## Problem:
Write out the listing below again, precisely as it is given.

○ ○ ○

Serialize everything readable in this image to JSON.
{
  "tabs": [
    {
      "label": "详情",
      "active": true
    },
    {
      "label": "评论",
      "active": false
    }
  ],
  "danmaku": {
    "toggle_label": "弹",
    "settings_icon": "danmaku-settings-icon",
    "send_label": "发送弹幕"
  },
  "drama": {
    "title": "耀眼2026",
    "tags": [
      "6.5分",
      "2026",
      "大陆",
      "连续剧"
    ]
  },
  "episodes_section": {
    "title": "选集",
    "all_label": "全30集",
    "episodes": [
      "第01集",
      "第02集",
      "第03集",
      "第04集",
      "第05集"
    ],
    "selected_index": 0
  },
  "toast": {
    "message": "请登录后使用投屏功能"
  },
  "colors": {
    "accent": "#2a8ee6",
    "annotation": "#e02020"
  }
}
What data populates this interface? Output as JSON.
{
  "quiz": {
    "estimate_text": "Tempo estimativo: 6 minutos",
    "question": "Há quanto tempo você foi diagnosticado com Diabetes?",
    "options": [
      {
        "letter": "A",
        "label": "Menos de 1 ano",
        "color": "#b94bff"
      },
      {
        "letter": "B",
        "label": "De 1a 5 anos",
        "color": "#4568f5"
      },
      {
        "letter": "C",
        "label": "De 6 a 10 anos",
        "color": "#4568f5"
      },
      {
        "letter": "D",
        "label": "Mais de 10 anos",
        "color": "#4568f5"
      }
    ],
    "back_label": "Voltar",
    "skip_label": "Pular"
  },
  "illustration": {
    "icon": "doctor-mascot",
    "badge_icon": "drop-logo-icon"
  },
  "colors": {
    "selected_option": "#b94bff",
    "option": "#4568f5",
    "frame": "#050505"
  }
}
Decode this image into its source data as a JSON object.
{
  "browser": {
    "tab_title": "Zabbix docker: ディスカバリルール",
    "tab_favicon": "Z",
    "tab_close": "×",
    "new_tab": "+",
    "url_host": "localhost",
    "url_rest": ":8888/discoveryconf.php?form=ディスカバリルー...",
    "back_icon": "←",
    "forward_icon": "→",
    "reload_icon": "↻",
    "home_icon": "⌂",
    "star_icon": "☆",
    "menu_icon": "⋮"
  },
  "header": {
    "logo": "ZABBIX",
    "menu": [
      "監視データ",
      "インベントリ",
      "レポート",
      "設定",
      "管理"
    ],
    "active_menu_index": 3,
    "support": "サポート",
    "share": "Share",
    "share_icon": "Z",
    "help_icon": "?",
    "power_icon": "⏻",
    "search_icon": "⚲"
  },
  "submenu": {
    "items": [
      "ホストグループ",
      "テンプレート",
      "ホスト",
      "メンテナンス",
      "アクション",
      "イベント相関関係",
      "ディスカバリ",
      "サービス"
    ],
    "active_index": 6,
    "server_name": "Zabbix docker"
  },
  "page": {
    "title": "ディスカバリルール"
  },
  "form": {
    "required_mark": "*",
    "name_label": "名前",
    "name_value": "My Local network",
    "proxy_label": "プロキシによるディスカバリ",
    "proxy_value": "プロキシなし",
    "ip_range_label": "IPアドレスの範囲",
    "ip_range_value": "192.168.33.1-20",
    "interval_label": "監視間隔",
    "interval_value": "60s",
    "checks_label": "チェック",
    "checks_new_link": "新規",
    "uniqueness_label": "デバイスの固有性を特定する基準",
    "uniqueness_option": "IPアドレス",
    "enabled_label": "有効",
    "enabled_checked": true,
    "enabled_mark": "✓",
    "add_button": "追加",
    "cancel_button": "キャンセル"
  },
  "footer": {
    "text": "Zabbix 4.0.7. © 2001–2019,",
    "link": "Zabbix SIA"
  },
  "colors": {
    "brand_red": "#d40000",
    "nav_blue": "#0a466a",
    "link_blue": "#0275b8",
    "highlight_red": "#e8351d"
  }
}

○ ○ ○

## Solved problem:
Serialize everything readable in this image to JSON.
{
  "tabs": [
    {
      "label": "详情",
      "active": true
    },
    {
      "label": "评论",
      "active": false
    }
  ],
  "danmaku": {
    "toggle_label": "弹",
    "settings_icon": "danmaku-settings-icon",
    "send_label": "发送弹幕"
  },
  "drama": {
    "title": "耀眼2026",
    "tags": [
      "6.5分",
      "2026",
      "大陆",
      "连续剧"
    ]
  },
  "episodes_section": {
    "title": "选集",
    "all_label": "全30集",
    "episodes": [
      "第01集",
      "第02集",
      "第03集",
      "第04集",
      "第05集"
    ],
    "selected_index": 0
  },
  "toast": {
    "message": "请登录后使用投屏功能"
  },
  "colors": {
    "accent": "#2a8ee6",
    "annotation": "#e02020"
  }
}
What data populates this interface? Output as JSON.
{
  "quiz": {
    "estimate_text": "Tempo estimativo: 6 minutos",
    "question": "Há quanto tempo você foi diagnosticado com Diabetes?",
    "options": [
      {
        "letter": "A",
        "label": "Menos de 1 ano",
        "color": "#b94bff"
      },
      {
        "letter": "B",
        "label": "De 1a 5 anos",
        "color": "#4568f5"
      },
      {
        "letter": "C",
        "label": "De 6 a 10 anos",
        "color": "#4568f5"
      },
      {
        "letter": "D",
        "label": "Mais de 10 anos",
        "color": "#4568f5"
      }
    ],
    "back_label": "Voltar",
    "skip_label": "Pular"
  },
  "illustration": {
    "icon": "doctor-mascot",
    "badge_icon": "drop-logo-icon"
  },
  "colors": {
    "selected_option": "#b94bff",
    "option": "#4568f5",
    "frame": "#050505"
  }
}
Decode this image into its source data as a JSON object.
{
  "browser": {
    "tab_title": "Zabbix docker: ディスカバリルール",
    "tab_favicon": "Z",
    "tab_close": "×",
    "new_tab": "+",
    "url_host": "localhost",
    "url_rest": ":8888/discoveryconf.php?form=ディスカバリルー...",
    "back_icon": "←",
    "forward_icon": "→",
    "reload_icon": "↻",
    "home_icon": "⌂",
    "star_icon": "☆",
    "menu_icon": "⋮"
  },
  "header": {
    "logo": "ZABBIX",
    "menu": [
      "監視データ",
      "インベントリ",
      "レポート",
      "設定",
      "管理"
    ],
    "active_menu_index": 3,
    "support": "サポート",
    "share": "Share",
    "share_icon": "Z",
    "help_icon": "?",
    "power_icon": "⏻",
    "search_icon": "⚲"
  },
  "submenu": {
    "items": [
      "ホストグループ",
      "テンプレート",
      "ホスト",
      "メンテナンス",
      "アクション",
      "イベント相関関係",
      "ディスカバリ",
      "サービス"
    ],
    "active_index": 6,
    "server_name": "Zabbix docker"
  },
  "page": {
    "title": "ディスカバリルール"
  },
  "form": {
    "required_mark": "*",
    "name_label": "名前",
    "name_value": "My Local network",
    "proxy_label": "プロキシによるディスカバリ",
    "proxy_value": "プロキシなし",
    "ip_range_label": "IPアドレスの範囲",
    "ip_range_value": "192.168.33.1-20",
    "interval_label": "監視間隔",
    "interval_value": "60s",
    "checks_label": "チェック",
    "checks_new_link": "新規",
    "uniqueness_label": "デバイスの固有性を特定する基準",
    "uniqueness_option": "IPアドレス",
    "enabled_label": "有効",
    "enabled_checked": true,
    "enabled_mark": "✓",
    "add_button": "追加",
    "cancel_button": "キャンセル"
  },
  "footer": {
    "text": "Zabbix 4.0.7. © 2001–2019,",
    "link": "Zabbix SIA"
  },
  "colors": {
    "brand_red": "#d40000",
    "nav_blue": "#0a466a",
    "link_blue": "#0275b8",
    "highlight_red": "#e8351d"
  }
}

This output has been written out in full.